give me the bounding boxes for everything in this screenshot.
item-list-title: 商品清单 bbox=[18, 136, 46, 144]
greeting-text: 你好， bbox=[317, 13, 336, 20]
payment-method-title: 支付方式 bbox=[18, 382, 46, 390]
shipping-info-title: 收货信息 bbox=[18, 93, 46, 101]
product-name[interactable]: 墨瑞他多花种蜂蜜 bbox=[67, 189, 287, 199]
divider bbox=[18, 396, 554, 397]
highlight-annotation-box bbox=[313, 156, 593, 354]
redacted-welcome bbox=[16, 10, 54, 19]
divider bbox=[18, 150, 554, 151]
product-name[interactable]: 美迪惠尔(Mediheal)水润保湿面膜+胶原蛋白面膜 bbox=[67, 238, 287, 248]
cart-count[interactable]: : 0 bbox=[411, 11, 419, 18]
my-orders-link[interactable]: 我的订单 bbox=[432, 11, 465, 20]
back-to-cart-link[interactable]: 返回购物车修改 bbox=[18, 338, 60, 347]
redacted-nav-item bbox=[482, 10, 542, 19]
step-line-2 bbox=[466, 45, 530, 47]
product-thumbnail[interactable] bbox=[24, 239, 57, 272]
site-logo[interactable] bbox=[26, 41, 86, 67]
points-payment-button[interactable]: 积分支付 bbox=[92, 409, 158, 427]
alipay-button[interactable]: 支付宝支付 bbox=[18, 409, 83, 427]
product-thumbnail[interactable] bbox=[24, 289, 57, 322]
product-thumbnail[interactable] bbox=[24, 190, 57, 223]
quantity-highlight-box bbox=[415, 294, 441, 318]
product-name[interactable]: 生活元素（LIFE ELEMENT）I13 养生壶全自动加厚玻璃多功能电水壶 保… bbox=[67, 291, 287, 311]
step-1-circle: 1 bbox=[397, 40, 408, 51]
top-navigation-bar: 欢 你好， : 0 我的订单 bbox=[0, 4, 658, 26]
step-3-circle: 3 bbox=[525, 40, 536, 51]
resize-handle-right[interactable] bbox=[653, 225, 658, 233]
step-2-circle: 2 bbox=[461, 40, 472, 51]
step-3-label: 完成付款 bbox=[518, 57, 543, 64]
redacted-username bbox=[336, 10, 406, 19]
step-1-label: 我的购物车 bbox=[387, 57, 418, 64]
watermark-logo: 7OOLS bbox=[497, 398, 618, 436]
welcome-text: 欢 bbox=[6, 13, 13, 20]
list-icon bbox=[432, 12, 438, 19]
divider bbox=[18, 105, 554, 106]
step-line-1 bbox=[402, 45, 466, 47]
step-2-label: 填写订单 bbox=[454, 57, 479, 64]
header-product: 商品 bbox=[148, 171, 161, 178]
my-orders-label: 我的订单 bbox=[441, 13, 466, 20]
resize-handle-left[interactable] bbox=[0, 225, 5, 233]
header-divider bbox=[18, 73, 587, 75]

• WRITTEN TASK
Return the lines above without any changes, starting at the first one and ending at the one that contains "back-to-cart-link[interactable]: 返回购物车修改 bbox=[18, 338, 60, 347]", with both of those lines included.

• WRITTEN SOLUTION
give me the bounding boxes for everything in this screenshot.
item-list-title: 商品清单 bbox=[18, 136, 46, 144]
greeting-text: 你好， bbox=[317, 13, 336, 20]
payment-method-title: 支付方式 bbox=[18, 382, 46, 390]
shipping-info-title: 收货信息 bbox=[18, 93, 46, 101]
product-name[interactable]: 墨瑞他多花种蜂蜜 bbox=[67, 189, 287, 199]
divider bbox=[18, 396, 554, 397]
highlight-annotation-box bbox=[313, 156, 593, 354]
redacted-welcome bbox=[16, 10, 54, 19]
divider bbox=[18, 150, 554, 151]
product-name[interactable]: 美迪惠尔(Mediheal)水润保湿面膜+胶原蛋白面膜 bbox=[67, 238, 287, 248]
cart-count[interactable]: : 0 bbox=[411, 11, 419, 18]
my-orders-link[interactable]: 我的订单 bbox=[432, 11, 465, 20]
back-to-cart-link[interactable]: 返回购物车修改 bbox=[18, 338, 60, 347]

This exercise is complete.